▶ _To do_
Go through the entries and say how many lines contain the string "name". The number is the whole answer.

---------- Listed records ----------

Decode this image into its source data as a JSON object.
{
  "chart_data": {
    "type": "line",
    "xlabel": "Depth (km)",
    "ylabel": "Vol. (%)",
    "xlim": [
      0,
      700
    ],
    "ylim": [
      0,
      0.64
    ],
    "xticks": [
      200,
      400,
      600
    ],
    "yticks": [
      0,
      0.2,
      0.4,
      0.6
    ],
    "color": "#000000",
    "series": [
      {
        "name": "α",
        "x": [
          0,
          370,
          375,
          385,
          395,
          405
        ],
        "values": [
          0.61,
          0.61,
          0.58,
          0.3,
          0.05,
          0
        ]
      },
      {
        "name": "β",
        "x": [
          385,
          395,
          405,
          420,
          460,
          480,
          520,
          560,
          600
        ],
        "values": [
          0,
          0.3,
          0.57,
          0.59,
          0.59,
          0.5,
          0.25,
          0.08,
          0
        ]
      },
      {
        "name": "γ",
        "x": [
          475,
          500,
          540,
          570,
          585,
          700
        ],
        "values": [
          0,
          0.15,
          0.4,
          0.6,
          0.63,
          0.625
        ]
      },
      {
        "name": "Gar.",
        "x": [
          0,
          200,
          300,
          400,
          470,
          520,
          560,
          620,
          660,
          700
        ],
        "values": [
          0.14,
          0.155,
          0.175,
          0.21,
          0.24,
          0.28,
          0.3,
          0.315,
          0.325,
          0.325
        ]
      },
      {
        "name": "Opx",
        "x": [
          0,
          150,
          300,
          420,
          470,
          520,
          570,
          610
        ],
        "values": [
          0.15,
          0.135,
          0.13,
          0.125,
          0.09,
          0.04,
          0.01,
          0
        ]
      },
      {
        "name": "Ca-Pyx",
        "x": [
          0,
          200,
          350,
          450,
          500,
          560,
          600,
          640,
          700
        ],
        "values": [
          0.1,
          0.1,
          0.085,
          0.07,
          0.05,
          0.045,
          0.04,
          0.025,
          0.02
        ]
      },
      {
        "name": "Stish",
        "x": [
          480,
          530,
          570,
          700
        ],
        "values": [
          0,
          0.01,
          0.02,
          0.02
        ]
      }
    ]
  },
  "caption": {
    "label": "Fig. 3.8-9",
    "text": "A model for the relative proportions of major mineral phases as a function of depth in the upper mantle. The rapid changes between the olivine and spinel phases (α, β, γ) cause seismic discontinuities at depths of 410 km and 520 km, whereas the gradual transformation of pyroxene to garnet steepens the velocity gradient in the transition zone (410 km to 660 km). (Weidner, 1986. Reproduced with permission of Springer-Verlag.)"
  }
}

----------

▶ _Problem solution_
7